• Aim: In the listing below, locate the lines that hold "Wholesale" and copy them.

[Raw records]
◆ ◆ ◆ ◆ ◆ ◆ ◆
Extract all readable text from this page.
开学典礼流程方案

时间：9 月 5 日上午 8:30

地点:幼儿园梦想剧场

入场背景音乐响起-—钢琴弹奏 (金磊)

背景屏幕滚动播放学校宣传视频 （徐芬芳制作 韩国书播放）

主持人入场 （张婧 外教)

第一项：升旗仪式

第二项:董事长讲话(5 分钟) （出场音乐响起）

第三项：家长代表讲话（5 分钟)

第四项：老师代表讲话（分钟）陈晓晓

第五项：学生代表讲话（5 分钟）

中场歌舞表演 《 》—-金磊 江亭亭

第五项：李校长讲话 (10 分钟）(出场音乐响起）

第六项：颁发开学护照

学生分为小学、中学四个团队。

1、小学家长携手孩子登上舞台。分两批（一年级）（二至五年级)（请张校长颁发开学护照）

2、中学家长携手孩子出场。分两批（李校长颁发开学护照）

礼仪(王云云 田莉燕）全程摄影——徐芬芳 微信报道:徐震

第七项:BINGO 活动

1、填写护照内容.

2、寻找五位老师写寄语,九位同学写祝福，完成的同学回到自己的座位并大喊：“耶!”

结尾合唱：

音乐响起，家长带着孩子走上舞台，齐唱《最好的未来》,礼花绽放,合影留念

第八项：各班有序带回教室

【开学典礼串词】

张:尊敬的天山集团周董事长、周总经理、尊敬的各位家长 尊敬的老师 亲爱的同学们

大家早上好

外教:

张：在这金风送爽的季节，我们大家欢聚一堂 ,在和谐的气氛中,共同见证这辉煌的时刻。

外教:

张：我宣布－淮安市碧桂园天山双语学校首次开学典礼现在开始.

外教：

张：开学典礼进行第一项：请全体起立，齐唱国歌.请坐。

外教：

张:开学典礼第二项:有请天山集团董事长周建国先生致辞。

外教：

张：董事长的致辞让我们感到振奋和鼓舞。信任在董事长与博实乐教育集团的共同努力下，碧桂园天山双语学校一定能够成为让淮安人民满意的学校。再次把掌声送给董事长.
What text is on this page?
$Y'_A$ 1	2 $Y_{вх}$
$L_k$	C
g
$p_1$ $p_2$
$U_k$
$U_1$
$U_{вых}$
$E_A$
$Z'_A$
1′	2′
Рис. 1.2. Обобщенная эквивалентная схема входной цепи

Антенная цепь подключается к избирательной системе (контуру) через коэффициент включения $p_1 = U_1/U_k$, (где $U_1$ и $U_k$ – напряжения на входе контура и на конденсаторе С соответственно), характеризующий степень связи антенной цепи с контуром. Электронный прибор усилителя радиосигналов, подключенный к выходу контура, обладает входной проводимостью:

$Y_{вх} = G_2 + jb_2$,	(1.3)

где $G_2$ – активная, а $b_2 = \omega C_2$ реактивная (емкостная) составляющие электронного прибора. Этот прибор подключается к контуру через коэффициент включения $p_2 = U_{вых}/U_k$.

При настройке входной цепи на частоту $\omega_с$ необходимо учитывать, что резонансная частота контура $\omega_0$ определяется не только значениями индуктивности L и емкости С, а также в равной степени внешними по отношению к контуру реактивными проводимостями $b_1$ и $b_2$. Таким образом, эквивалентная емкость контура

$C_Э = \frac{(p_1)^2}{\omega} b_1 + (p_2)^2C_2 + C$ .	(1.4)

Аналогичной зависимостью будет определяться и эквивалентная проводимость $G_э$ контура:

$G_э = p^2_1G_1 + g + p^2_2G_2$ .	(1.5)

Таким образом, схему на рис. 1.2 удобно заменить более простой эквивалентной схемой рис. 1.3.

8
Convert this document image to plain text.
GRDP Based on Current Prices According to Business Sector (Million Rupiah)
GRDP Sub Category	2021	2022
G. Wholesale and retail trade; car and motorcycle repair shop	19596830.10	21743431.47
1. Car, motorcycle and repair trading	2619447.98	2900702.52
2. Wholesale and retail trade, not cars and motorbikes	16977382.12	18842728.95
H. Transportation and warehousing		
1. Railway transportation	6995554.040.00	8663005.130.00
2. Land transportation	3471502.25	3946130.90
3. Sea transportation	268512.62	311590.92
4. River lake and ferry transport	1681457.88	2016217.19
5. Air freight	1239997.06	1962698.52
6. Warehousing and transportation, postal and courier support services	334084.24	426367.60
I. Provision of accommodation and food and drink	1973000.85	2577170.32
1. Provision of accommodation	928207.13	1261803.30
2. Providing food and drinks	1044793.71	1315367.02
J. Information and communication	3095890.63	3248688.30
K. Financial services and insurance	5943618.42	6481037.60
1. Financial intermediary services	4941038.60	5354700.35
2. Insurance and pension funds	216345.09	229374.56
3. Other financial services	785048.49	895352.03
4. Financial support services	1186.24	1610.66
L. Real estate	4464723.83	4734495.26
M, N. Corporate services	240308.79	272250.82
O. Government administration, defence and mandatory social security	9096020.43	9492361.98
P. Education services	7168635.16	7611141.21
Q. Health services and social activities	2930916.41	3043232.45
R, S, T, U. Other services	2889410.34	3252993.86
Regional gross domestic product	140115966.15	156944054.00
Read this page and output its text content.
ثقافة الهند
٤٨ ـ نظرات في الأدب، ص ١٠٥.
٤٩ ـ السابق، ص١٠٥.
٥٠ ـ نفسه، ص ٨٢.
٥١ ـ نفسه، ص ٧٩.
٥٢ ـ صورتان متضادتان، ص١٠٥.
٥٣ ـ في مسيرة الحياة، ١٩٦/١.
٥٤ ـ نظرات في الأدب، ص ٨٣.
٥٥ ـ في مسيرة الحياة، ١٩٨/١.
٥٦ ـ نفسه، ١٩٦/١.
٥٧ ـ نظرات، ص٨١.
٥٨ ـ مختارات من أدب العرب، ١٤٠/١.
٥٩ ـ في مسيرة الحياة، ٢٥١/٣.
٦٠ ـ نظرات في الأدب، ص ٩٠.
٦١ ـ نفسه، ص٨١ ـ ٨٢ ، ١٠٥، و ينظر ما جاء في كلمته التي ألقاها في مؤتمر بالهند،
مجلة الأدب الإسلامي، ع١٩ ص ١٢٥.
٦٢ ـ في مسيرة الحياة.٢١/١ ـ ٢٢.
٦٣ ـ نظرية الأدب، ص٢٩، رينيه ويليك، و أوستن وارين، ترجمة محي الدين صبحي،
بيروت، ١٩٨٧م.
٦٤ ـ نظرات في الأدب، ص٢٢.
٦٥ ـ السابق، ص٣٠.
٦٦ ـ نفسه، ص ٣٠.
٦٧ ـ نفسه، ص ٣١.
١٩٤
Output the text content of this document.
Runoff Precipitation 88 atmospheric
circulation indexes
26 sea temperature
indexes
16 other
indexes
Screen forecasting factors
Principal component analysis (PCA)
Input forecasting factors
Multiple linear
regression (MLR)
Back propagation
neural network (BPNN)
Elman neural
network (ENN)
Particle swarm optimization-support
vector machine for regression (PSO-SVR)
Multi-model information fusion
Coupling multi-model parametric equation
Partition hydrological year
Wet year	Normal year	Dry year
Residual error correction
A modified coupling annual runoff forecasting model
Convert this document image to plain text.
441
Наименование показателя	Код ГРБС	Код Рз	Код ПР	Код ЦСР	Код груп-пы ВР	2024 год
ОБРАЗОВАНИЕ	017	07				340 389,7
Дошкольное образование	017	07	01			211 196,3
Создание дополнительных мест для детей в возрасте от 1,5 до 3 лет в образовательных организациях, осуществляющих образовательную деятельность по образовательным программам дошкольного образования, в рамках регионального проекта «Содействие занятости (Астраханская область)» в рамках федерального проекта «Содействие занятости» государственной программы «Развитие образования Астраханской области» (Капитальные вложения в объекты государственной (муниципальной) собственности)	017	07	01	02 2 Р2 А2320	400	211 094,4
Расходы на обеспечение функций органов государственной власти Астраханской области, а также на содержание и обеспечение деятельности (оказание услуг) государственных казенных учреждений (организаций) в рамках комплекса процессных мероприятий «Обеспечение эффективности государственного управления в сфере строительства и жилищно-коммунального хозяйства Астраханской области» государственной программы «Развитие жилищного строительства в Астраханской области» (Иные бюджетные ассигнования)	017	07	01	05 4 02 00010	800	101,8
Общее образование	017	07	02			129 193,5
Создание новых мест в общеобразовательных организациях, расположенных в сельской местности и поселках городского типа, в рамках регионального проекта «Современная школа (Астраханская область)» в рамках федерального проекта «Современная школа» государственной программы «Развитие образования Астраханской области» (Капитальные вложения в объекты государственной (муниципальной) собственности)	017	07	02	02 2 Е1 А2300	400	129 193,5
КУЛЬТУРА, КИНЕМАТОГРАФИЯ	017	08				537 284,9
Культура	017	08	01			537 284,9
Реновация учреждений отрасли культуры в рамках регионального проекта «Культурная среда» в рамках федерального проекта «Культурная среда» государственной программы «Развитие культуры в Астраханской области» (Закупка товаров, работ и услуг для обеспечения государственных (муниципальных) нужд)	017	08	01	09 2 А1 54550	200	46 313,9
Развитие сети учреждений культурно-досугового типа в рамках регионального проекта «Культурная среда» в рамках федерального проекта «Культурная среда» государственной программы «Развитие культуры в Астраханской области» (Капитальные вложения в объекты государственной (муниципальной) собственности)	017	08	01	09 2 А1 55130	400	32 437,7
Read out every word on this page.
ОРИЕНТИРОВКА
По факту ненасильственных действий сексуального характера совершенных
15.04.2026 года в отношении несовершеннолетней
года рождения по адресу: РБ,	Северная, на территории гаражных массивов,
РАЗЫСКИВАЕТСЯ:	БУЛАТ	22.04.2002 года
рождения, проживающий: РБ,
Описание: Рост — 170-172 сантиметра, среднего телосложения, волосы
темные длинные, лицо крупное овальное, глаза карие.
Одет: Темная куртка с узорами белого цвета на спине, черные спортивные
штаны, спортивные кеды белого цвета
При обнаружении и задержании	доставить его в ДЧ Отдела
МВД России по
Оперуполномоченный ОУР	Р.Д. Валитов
◆ ◆ ◆ ◆ ◆ ◆ ◆
• Answer for this exercise:
G. Wholesale and retail trade; car and motorcycle repair shop	19596830.10	21743431.47
2. Wholesale and retail trade, not cars and motorbikes	16977382.12	18842728.95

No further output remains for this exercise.